» **Material for this task**

########################################

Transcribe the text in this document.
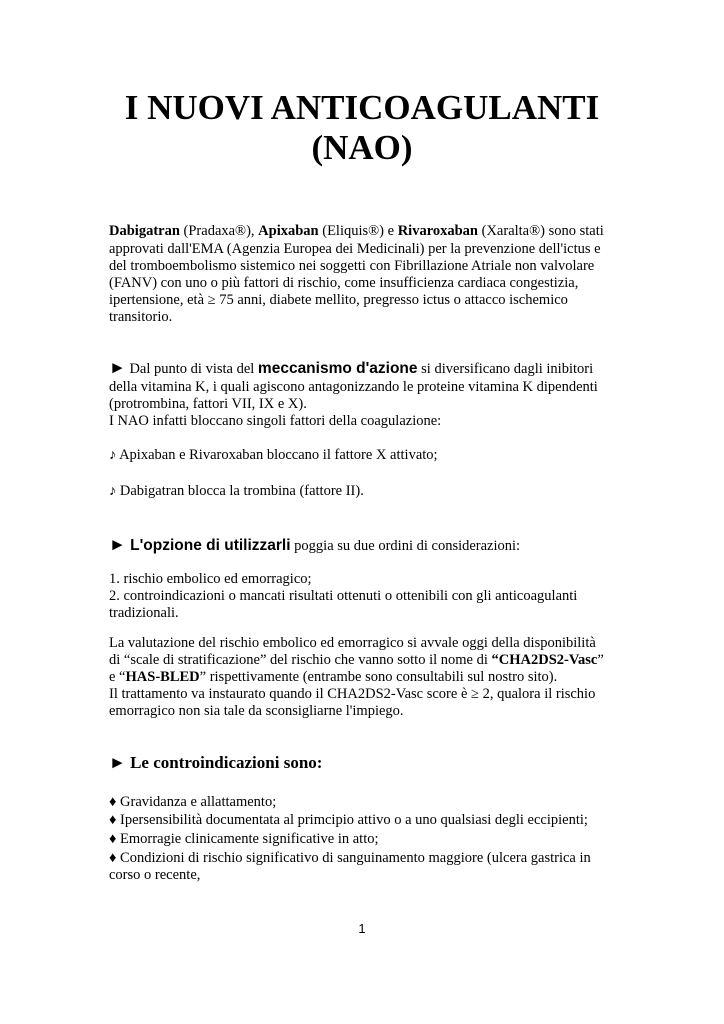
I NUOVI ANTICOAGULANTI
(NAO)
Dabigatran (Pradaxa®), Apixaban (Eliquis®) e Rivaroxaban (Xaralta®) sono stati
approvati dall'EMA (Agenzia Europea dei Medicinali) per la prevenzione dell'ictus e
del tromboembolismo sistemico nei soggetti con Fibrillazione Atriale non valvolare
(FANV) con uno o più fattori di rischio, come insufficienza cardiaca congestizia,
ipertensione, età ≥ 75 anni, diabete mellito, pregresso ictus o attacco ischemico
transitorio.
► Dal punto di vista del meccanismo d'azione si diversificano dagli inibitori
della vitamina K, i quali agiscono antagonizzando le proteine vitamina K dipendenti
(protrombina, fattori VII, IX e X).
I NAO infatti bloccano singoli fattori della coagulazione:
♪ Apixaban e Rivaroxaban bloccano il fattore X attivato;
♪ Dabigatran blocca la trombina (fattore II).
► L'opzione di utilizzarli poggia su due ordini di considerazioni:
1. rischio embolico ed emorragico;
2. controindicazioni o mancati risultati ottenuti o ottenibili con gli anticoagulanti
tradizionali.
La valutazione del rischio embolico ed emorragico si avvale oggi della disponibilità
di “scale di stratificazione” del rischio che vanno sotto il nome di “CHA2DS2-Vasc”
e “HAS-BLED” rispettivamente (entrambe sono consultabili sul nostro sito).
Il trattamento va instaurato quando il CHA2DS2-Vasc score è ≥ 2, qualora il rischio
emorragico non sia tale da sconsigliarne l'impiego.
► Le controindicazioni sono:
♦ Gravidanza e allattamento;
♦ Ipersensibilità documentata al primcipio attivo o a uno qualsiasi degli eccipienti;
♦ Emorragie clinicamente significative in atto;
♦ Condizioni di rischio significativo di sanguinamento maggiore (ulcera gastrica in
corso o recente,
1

########################################

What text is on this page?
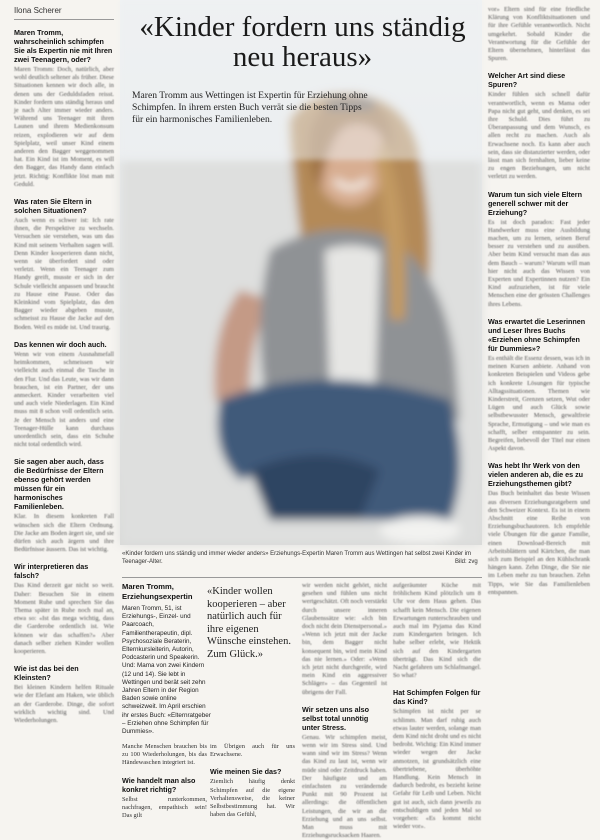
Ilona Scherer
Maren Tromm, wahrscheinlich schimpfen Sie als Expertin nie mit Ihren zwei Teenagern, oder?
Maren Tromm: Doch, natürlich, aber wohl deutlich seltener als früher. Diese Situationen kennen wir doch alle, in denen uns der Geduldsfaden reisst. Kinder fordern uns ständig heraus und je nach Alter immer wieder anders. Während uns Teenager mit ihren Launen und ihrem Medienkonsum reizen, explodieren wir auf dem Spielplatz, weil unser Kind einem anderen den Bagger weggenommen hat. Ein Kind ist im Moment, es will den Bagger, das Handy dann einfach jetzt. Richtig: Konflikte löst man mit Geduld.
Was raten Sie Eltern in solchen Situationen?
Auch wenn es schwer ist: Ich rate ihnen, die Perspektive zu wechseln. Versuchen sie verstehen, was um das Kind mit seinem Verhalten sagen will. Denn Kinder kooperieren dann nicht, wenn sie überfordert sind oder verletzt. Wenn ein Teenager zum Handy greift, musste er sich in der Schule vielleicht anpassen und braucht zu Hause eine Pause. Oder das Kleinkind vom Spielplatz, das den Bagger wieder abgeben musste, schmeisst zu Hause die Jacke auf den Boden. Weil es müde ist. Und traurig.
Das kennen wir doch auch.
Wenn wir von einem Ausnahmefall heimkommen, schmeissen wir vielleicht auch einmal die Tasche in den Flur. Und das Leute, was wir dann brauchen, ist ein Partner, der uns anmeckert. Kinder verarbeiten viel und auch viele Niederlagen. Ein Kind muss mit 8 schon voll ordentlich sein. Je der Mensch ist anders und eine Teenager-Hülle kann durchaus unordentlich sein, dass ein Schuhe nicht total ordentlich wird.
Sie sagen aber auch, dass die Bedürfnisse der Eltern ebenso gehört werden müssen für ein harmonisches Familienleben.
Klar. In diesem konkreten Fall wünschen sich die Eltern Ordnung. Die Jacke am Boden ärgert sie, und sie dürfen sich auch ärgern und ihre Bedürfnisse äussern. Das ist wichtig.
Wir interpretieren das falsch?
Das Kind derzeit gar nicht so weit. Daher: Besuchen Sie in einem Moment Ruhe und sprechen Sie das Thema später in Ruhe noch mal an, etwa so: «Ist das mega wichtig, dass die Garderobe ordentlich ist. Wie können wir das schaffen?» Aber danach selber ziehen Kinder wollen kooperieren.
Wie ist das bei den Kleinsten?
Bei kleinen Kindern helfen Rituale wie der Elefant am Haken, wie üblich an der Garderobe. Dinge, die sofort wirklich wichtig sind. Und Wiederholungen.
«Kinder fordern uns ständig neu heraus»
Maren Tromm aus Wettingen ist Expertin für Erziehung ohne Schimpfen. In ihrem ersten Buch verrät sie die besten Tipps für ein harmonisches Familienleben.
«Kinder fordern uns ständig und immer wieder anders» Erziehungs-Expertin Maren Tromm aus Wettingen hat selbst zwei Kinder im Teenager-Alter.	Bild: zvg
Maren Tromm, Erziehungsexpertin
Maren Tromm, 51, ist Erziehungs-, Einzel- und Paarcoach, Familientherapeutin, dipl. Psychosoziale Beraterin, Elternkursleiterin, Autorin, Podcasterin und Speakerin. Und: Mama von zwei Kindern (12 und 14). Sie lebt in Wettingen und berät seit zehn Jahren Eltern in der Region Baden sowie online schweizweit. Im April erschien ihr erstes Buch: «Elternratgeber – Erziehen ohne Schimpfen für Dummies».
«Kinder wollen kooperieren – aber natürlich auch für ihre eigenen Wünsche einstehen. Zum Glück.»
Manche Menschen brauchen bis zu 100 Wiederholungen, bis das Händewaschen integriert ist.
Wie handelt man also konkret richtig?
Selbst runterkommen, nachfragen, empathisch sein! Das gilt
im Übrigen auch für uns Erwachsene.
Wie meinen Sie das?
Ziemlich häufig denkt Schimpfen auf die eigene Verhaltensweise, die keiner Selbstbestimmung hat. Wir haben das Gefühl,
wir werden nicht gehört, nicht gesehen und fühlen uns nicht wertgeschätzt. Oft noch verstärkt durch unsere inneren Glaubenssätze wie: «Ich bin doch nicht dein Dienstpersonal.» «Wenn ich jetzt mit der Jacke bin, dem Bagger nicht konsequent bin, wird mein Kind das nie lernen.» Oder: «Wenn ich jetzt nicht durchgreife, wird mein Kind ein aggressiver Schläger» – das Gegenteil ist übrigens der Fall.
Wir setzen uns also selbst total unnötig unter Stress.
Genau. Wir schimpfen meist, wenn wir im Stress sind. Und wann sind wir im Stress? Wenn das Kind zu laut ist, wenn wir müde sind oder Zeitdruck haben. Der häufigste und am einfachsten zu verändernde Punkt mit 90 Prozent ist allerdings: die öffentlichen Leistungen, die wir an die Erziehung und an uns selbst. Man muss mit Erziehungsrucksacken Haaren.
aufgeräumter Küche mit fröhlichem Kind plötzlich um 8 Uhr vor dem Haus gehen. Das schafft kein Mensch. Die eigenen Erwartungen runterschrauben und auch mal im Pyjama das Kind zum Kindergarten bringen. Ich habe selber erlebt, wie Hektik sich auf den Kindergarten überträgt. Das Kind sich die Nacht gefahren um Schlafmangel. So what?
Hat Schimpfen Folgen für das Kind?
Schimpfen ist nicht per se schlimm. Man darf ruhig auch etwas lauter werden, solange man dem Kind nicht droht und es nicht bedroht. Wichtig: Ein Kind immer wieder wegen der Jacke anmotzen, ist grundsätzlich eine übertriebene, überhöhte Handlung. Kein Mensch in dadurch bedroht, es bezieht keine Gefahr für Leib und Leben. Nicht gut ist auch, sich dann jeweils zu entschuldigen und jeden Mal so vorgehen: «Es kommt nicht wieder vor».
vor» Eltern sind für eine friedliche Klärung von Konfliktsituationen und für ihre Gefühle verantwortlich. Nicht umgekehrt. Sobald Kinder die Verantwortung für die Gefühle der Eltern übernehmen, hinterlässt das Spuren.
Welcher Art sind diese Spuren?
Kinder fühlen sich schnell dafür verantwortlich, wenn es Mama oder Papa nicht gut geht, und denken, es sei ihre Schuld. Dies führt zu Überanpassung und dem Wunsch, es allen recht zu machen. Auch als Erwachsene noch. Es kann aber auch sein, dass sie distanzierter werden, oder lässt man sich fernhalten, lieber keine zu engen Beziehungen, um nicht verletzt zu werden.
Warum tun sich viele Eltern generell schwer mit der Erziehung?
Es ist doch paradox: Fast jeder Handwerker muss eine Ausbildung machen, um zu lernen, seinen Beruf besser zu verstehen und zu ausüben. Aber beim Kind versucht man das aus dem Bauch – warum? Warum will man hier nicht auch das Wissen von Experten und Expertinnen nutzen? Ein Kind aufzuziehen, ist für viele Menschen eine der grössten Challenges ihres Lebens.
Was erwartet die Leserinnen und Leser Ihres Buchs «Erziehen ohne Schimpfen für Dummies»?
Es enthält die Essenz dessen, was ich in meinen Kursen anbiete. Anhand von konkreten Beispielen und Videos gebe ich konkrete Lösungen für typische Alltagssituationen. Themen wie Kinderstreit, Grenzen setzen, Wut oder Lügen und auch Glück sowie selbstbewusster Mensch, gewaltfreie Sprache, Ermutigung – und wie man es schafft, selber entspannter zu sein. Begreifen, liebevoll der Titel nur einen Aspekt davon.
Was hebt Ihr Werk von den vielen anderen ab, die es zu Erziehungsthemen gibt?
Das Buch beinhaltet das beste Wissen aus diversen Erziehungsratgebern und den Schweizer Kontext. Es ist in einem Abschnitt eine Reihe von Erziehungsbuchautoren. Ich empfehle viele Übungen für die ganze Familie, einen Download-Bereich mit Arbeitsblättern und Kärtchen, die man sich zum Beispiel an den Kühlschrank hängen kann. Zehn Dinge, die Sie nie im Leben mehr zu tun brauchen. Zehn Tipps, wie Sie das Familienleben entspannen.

########################################

» **Goal of the exercise**
Note every line in the material with "sono" and copy it.

» **Result of this task**
Dabigatran (Pradaxa®), Apixaban (Eliquis®) e Rivaroxaban (Xaralta®) sono stati
e “HAS-BLED” rispettivamente (entrambe sono consultabili sul nostro sito).
► Le controindicazioni sono:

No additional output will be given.